Recorded data

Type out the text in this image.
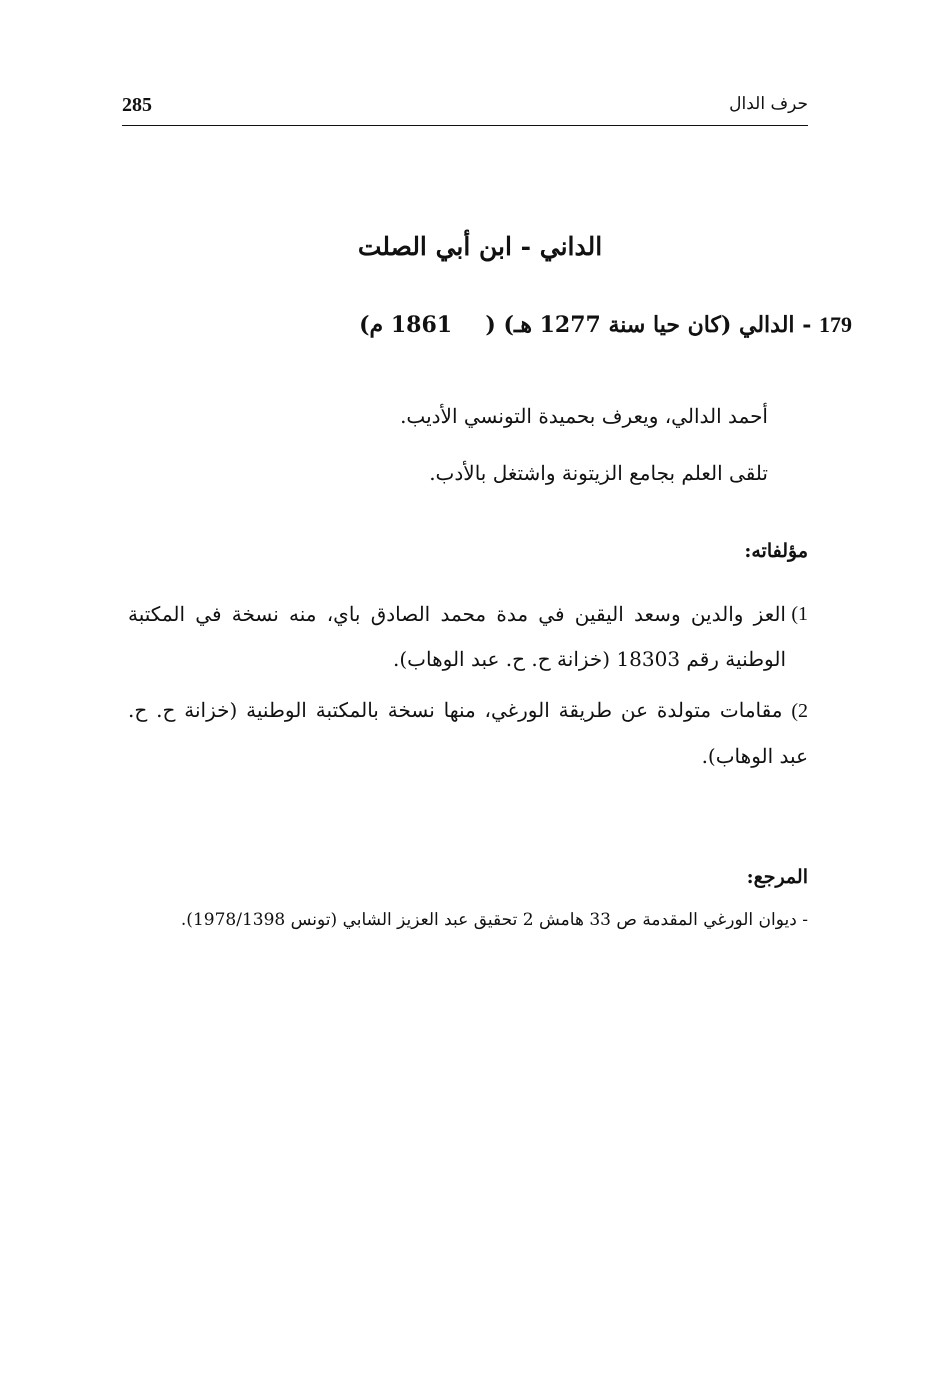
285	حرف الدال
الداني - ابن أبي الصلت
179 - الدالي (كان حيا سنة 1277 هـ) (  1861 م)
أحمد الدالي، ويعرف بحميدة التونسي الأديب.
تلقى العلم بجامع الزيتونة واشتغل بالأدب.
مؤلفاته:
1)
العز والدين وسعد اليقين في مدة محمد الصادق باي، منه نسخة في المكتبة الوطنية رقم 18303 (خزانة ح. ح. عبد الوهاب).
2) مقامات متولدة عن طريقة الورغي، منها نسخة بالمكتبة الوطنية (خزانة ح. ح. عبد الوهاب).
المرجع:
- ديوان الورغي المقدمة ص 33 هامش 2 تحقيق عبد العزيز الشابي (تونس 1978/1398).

**Exercise objective:**
In your copy of the listing above, reproduce each line exactly and omit all pictures.

**Written response:**
Type out the text in this image.
285	حرف الدال
الداني - ابن أبي الصلت
179 - الدالي (كان حيا سنة 1277 هـ) (  1861 م)
أحمد الدالي، ويعرف بحميدة التونسي الأديب.
تلقى العلم بجامع الزيتونة واشتغل بالأدب.
مؤلفاته:
1)
العز والدين وسعد اليقين في مدة محمد الصادق باي، منه نسخة في المكتبة الوطنية رقم 18303 (خزانة ح. ح. عبد الوهاب).
2) مقامات متولدة عن طريقة الورغي، منها نسخة بالمكتبة الوطنية (خزانة ح. ح. عبد الوهاب).
المرجع:
- ديوان الورغي المقدمة ص 33 هامش 2 تحقيق عبد العزيز الشابي (تونس 1978/1398).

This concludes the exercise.